§ **Task requirements**: Reproduce every line of the listing below without changing anything, and leave out the pictures.

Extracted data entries
◇ ◇ ◇ ◇ ◇

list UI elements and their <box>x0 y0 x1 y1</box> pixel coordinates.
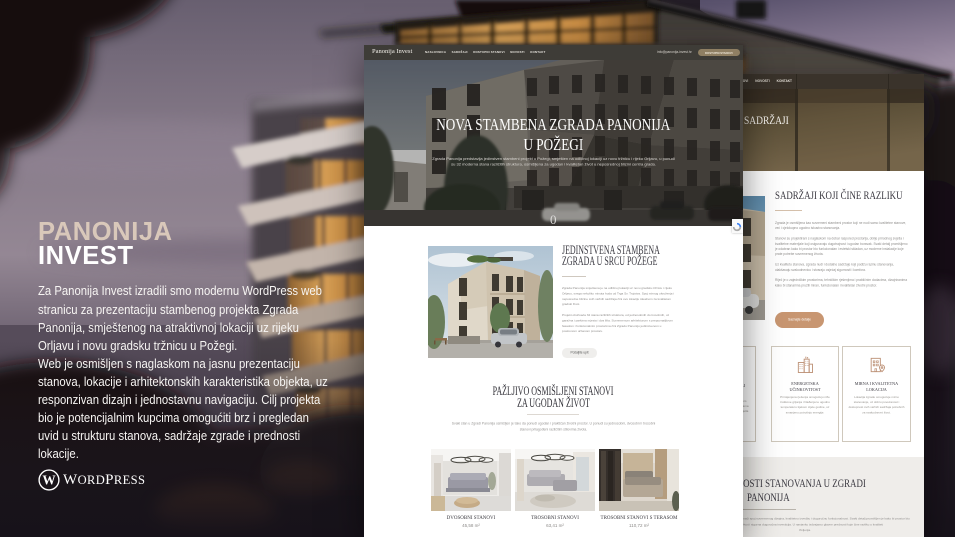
svg-text:W: W <box>42 473 56 488</box>
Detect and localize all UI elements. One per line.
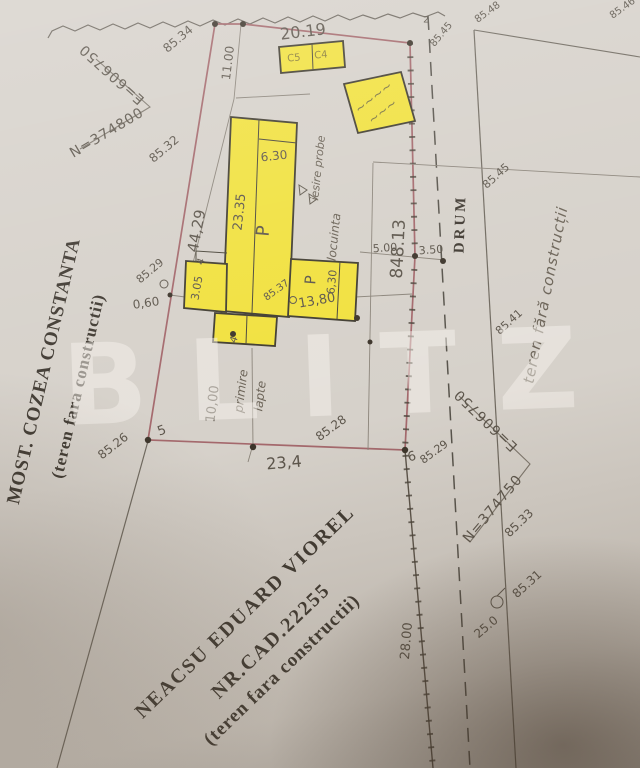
parcel-area: 848.13 bbox=[389, 219, 409, 279]
cadastral-plan-photo: 20.19 11.00 44,29 23.35 6.30 3.05 0,60 1… bbox=[0, 0, 640, 768]
pole-tick bbox=[497, 588, 505, 596]
dimension-house-width: 6.30 bbox=[260, 149, 288, 164]
dimension-half-road: 3.50 bbox=[418, 244, 443, 257]
dimension-bottom-edge: 23,4 bbox=[266, 453, 303, 472]
house-storeys-main: P bbox=[255, 225, 274, 237]
lower-left-boundary bbox=[57, 441, 148, 768]
point-number-2: 2 bbox=[423, 17, 429, 26]
house-storeys-wing: P bbox=[303, 275, 319, 285]
milk-room-label-2: lapte bbox=[252, 380, 268, 412]
dimension-wing-width: 6,30 bbox=[325, 269, 339, 295]
house-right-wing bbox=[288, 259, 358, 321]
dimension-house-length: 23.35 bbox=[232, 193, 249, 231]
dimension-gap-west: 0,60 bbox=[132, 295, 160, 311]
outbuilding-cell-right: C4 bbox=[314, 50, 328, 61]
entrance-triangle bbox=[299, 185, 307, 195]
spot-elevation-circle bbox=[160, 280, 168, 288]
plan-linework bbox=[0, 0, 640, 768]
pole-symbol bbox=[491, 596, 503, 608]
road-name: DRUM bbox=[452, 194, 469, 253]
upper-right-neighbor-line bbox=[474, 30, 640, 57]
dimension-road-frontage: 28.00 bbox=[399, 622, 415, 660]
house-lower-annex bbox=[213, 313, 277, 346]
outbuilding-cell-left: C5 bbox=[287, 53, 301, 64]
inner-strip-line bbox=[368, 163, 373, 450]
road-right-edge bbox=[474, 30, 516, 768]
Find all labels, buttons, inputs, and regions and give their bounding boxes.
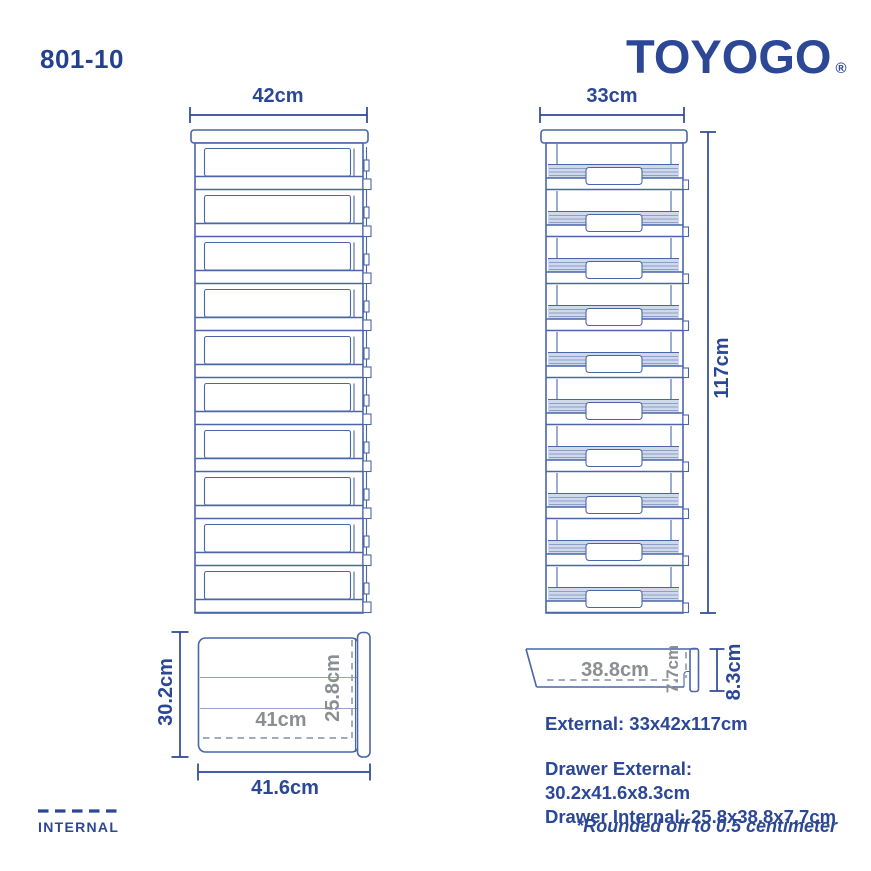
spec-sheet: 801-10 TOYOGO ® 42cm 33cm 117cm 30.2cm 2… — [0, 0, 871, 871]
specs-block: External: 33x42x117cm Drawer External: 3… — [545, 712, 837, 829]
drawer-external-height-label: 8.3cm — [722, 622, 746, 722]
brand-logo: TOYOGO ® — [626, 33, 847, 80]
drawer-external-depth-label: 30.2cm — [154, 642, 178, 742]
internal-legend-label: INTERNAL — [38, 819, 119, 835]
side-depth-label: 33cm — [562, 84, 662, 108]
front-width-label: 42cm — [228, 84, 328, 108]
brand-name: TOYOGO — [626, 33, 831, 80]
side-view-drawing — [540, 107, 716, 613]
drawer-internal-length-label: 38.8cm — [565, 658, 665, 682]
front-view-drawing — [190, 107, 371, 613]
external-dimensions-text: External: 33x42x117cm — [545, 712, 837, 736]
model-number: 801-10 — [40, 44, 124, 75]
drawer-external-dimensions-text: Drawer External: 30.2x41.6x8.3cm — [545, 757, 837, 805]
drawer-internal-width-label: 41cm — [231, 708, 331, 732]
height-label: 117cm — [710, 318, 734, 418]
drawer-internal-height-label: 7.7cm — [661, 619, 685, 719]
front-width-dimension-line — [190, 107, 367, 123]
rounding-footnote: *Rounded off to 0.5 centimeter — [545, 816, 837, 837]
drawer-external-width-label: 41.6cm — [235, 776, 335, 800]
side-depth-dimension-line — [540, 107, 684, 123]
registered-trademark-icon: ® — [835, 60, 846, 77]
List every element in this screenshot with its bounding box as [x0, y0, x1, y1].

◇ ◇ ◇ ◇ ◇

§ **Response below**:
list UI elements and their <box>x0 y0 x1 y1</box> pixel coordinates.
svg-text:W: W <box>42 473 56 488</box>
Detect and localize all UI elements. One per line.
parcel-area: 848.13 bbox=[389, 219, 409, 279]
cadastral-plan-photo: 20.19 11.00 44,29 23.35 6.30 3.05 0,60 1… bbox=[0, 0, 640, 768]
pole-tick bbox=[497, 588, 505, 596]
dimension-house-width: 6.30 bbox=[260, 149, 288, 164]
dimension-half-road: 3.50 bbox=[418, 244, 443, 257]
dimension-bottom-edge: 23,4 bbox=[266, 453, 303, 472]
house-storeys-main: P bbox=[255, 225, 274, 237]
lower-left-boundary bbox=[57, 441, 148, 768]
point-number-2: 2 bbox=[423, 17, 429, 26]
house-storeys-wing: P bbox=[303, 275, 319, 285]
milk-room-label-2: lapte bbox=[252, 380, 268, 412]
dimension-wing-width: 6,30 bbox=[325, 269, 339, 295]
house-right-wing bbox=[288, 259, 358, 321]
dimension-house-length: 23.35 bbox=[232, 193, 249, 231]
dimension-gap-west: 0,60 bbox=[132, 295, 160, 311]
outbuilding-cell-right: C4 bbox=[314, 50, 328, 61]
entrance-triangle bbox=[299, 185, 307, 195]
spot-elevation-circle bbox=[160, 280, 168, 288]
plan-linework bbox=[0, 0, 640, 768]
pole-symbol bbox=[491, 596, 503, 608]
road-name: DRUM bbox=[452, 194, 469, 253]
upper-right-neighbor-line bbox=[474, 30, 640, 57]
dimension-road-frontage: 28.00 bbox=[399, 622, 415, 660]
house-lower-annex bbox=[213, 313, 277, 346]
outbuilding-cell-left: C5 bbox=[287, 53, 301, 64]
inner-strip-line bbox=[368, 163, 373, 450]
road-right-edge bbox=[474, 30, 516, 768]
Find all labels, buttons, inputs, and regions and give their bounding boxes.
spec-sheet: 801-10 TOYOGO ® 42cm 33cm 117cm 30.2cm 2… — [0, 0, 871, 871]
specs-block: External: 33x42x117cm Drawer External: 3… — [545, 712, 837, 829]
drawer-external-height-label: 8.3cm — [722, 622, 746, 722]
brand-logo: TOYOGO ® — [626, 33, 847, 80]
drawer-external-depth-label: 30.2cm — [154, 642, 178, 742]
internal-legend-label: INTERNAL — [38, 819, 119, 835]
side-depth-label: 33cm — [562, 84, 662, 108]
front-width-label: 42cm — [228, 84, 328, 108]
brand-name: TOYOGO — [626, 33, 831, 80]
side-view-drawing — [540, 107, 716, 613]
drawer-internal-length-label: 38.8cm — [565, 658, 665, 682]
front-view-drawing — [190, 107, 371, 613]
external-dimensions-text: External: 33x42x117cm — [545, 712, 837, 736]
model-number: 801-10 — [40, 44, 124, 75]
drawer-external-dimensions-text: Drawer External: 30.2x41.6x8.3cm — [545, 757, 837, 805]
drawer-internal-width-label: 41cm — [231, 708, 331, 732]
height-label: 117cm — [710, 318, 734, 418]
drawer-internal-height-label: 7.7cm — [661, 619, 685, 719]
front-width-dimension-line — [190, 107, 367, 123]
rounding-footnote: *Rounded off to 0.5 centimeter — [545, 816, 837, 837]
drawer-external-width-label: 41.6cm — [235, 776, 335, 800]
side-depth-dimension-line — [540, 107, 684, 123]
registered-trademark-icon: ® — [835, 60, 846, 77]
List every element in this screenshot with its bounding box as [x0, y0, x1, y1].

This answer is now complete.